WHAT THE EXERCISE ASKS ▸ Gather all lines in the entries that include the word "name".

PROVIDED MATERIAL ▸
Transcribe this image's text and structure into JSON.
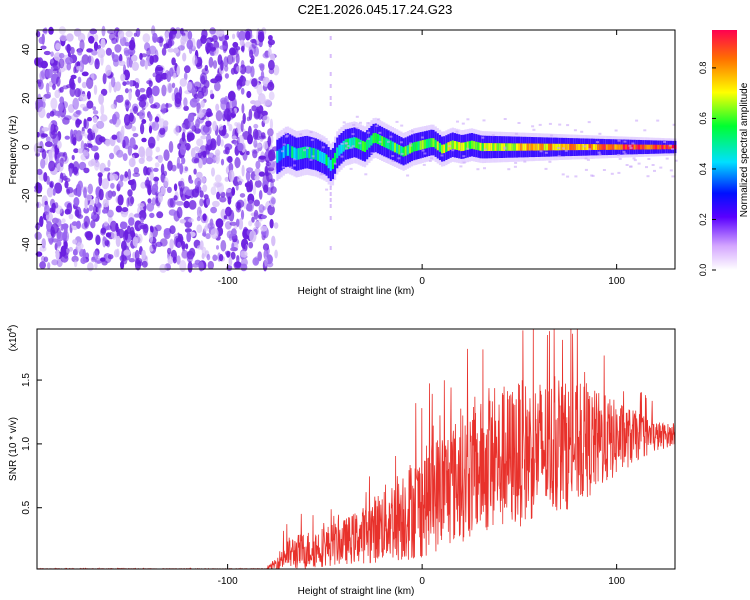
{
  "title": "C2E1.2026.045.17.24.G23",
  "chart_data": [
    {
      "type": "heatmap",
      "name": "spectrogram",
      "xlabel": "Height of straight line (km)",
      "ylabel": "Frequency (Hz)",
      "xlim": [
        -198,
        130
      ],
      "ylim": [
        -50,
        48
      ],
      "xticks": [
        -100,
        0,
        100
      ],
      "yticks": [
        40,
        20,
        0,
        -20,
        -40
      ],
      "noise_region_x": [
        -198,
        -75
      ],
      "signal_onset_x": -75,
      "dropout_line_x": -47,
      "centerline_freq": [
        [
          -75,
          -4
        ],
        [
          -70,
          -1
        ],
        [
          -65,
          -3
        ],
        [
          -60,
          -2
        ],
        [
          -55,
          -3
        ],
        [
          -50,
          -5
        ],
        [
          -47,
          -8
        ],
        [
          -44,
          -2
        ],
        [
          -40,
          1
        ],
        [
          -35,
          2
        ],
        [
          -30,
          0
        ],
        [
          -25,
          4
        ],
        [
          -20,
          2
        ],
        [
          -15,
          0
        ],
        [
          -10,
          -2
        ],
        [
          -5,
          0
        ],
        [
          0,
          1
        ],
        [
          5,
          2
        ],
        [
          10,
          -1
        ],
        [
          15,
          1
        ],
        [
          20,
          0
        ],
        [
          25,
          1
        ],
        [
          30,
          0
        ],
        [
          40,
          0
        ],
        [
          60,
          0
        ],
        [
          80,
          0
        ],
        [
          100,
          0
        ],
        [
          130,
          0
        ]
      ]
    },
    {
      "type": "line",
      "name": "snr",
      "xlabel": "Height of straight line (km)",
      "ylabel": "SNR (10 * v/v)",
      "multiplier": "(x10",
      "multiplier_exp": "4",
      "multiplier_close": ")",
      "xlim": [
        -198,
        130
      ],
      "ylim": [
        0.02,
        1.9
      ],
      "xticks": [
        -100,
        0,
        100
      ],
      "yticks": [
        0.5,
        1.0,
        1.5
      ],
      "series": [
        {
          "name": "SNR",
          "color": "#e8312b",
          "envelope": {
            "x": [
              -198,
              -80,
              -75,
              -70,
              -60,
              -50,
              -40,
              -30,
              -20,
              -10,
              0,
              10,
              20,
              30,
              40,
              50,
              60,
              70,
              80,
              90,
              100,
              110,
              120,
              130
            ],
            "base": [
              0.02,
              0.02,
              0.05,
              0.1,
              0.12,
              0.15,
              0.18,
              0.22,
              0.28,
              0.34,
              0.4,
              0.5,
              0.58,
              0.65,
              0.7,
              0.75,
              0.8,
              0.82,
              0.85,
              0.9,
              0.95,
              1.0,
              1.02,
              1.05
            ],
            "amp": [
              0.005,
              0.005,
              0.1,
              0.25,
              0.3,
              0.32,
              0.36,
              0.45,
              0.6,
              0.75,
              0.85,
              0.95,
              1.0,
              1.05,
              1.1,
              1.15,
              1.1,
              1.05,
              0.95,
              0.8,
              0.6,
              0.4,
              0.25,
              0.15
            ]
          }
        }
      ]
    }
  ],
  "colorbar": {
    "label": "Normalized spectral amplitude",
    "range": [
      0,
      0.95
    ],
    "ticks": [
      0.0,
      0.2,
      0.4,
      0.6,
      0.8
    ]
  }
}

==

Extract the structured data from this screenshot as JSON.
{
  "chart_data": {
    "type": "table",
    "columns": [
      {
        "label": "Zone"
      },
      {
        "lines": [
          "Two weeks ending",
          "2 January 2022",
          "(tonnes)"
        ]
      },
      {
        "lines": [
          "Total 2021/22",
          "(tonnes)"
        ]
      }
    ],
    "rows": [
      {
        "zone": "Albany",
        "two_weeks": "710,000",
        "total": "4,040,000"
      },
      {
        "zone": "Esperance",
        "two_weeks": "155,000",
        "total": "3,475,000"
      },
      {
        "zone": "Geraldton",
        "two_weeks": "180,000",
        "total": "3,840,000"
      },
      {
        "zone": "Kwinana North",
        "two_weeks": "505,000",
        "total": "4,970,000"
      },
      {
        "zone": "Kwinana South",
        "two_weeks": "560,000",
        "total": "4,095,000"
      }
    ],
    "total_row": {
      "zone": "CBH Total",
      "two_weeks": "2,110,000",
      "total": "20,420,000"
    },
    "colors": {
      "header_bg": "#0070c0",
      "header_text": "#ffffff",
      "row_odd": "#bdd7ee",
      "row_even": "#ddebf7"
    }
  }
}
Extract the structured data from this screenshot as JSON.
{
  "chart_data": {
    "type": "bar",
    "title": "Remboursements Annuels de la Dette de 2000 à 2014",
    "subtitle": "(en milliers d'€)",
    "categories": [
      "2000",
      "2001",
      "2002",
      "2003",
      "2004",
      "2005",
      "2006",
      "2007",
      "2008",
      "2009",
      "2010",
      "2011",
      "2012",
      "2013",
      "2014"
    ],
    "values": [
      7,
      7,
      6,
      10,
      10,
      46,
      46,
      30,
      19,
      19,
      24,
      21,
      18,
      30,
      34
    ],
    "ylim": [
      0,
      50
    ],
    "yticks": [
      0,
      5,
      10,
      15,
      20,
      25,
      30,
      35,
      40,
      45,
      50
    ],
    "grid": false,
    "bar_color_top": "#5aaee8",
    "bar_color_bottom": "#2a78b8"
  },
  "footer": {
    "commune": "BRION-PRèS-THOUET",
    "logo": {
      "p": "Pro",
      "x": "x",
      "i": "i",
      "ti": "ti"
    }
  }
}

==

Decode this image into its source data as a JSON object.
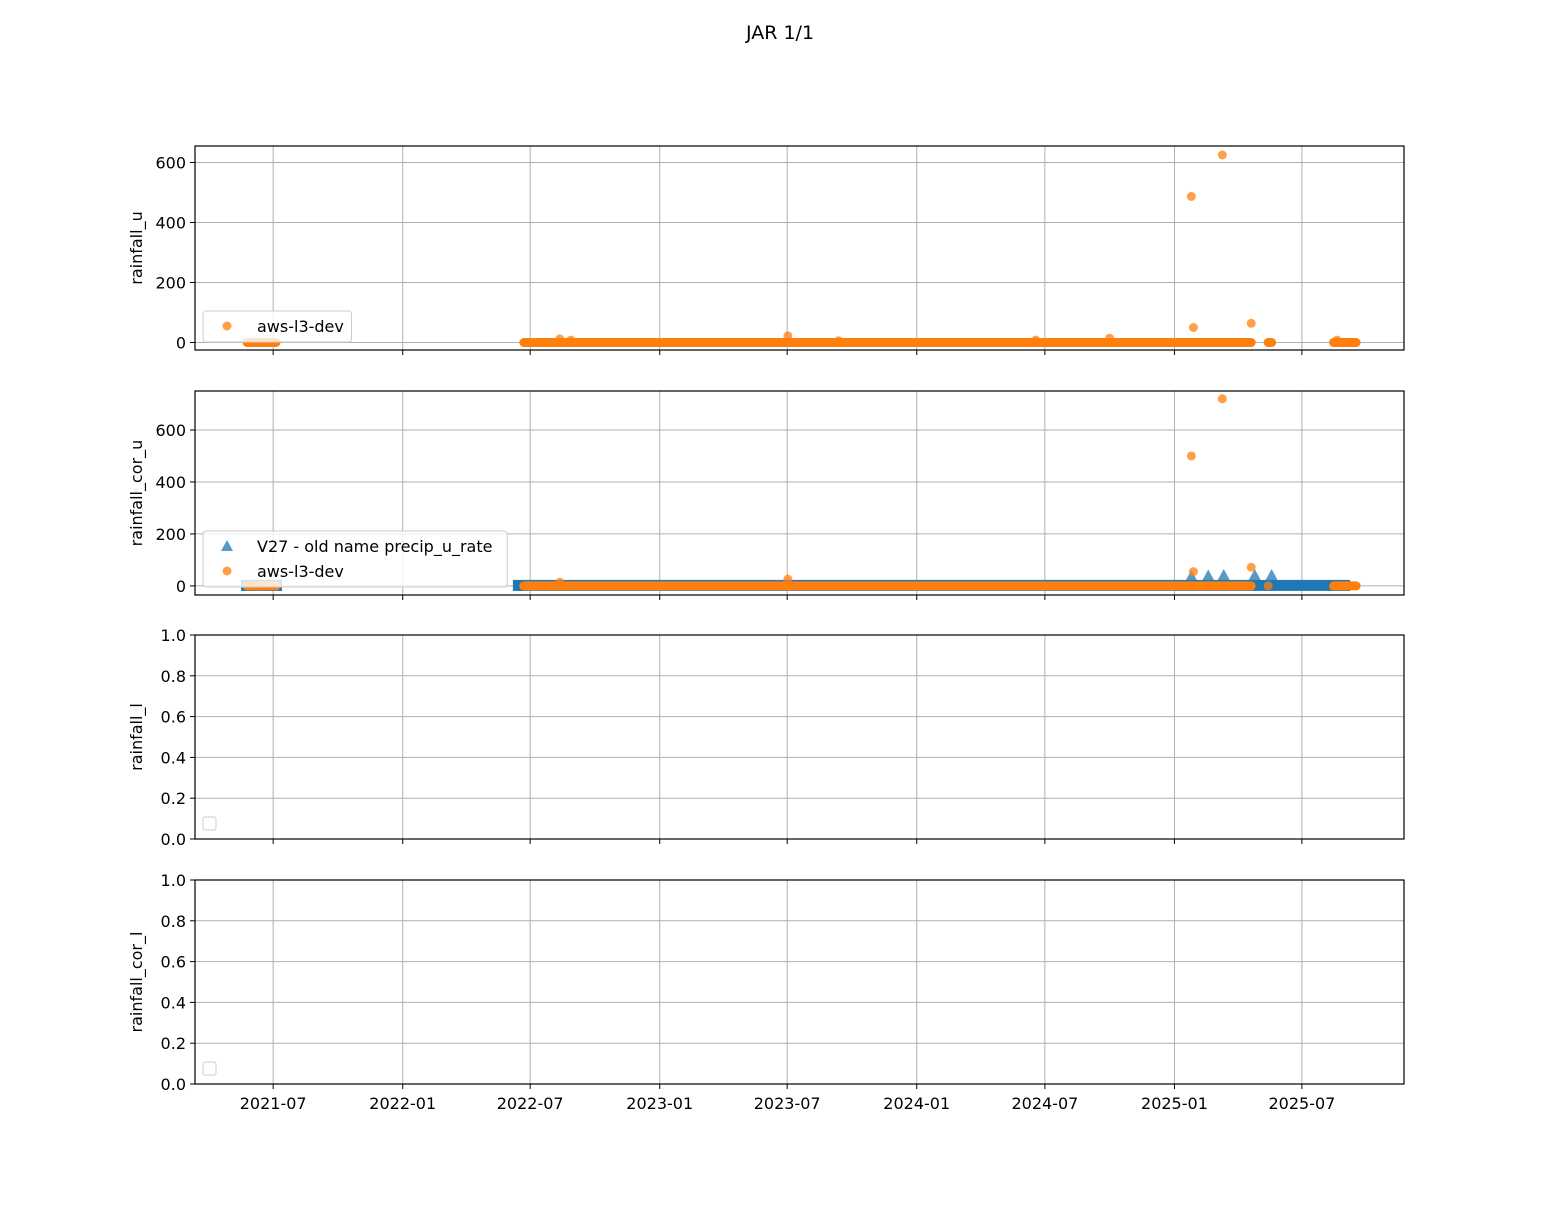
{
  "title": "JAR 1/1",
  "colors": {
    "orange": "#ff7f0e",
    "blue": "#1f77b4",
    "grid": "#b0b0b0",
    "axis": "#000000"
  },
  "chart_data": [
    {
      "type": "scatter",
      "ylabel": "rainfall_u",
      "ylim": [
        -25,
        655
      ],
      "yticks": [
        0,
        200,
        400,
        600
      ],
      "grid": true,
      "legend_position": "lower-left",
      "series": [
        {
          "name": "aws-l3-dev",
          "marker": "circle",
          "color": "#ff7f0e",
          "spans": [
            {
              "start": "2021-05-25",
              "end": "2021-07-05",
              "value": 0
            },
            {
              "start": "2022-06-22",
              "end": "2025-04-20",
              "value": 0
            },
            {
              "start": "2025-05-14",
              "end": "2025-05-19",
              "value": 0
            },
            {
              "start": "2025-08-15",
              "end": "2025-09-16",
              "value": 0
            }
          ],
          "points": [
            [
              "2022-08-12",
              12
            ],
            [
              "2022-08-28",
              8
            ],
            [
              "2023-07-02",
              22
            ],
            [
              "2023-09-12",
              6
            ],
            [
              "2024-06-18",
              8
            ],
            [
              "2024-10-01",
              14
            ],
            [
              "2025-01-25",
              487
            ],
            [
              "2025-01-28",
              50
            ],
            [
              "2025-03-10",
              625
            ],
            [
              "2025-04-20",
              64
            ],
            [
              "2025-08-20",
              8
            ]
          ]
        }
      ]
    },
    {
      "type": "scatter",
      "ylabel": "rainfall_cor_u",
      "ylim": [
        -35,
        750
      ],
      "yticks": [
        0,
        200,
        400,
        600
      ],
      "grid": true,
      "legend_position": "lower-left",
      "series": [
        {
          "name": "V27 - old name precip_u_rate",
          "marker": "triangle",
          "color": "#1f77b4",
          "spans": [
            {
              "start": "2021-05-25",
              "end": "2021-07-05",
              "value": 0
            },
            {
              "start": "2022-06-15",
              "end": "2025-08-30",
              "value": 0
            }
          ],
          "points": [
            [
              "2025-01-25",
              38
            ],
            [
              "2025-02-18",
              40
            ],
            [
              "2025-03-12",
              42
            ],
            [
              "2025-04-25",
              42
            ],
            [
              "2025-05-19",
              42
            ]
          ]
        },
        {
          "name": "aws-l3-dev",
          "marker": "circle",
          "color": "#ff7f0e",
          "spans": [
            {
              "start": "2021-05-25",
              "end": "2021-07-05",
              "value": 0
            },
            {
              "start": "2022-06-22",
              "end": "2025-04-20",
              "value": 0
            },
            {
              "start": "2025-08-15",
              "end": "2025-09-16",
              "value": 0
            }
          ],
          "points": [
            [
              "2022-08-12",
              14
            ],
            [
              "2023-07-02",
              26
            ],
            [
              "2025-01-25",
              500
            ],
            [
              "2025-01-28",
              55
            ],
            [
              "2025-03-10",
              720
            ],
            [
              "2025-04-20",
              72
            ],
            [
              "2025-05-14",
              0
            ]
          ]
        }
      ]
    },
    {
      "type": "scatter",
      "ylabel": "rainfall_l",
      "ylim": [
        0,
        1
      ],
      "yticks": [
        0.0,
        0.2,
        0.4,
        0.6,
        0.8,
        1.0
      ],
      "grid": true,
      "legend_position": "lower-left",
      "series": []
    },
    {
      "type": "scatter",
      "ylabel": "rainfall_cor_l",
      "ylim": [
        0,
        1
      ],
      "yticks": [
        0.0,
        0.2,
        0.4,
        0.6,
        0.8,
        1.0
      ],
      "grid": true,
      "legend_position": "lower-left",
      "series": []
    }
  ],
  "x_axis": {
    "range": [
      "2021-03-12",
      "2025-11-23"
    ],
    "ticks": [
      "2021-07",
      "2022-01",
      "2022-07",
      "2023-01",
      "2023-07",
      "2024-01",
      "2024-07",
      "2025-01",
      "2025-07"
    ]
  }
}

RESULT ▸
      "name": "spectrogram",
      "name": "snr",
          "name": "SNR",
          "name": "aws-l3-dev",
          "name": "V27 - old name precip_u_rate",
          "name": "aws-l3-dev",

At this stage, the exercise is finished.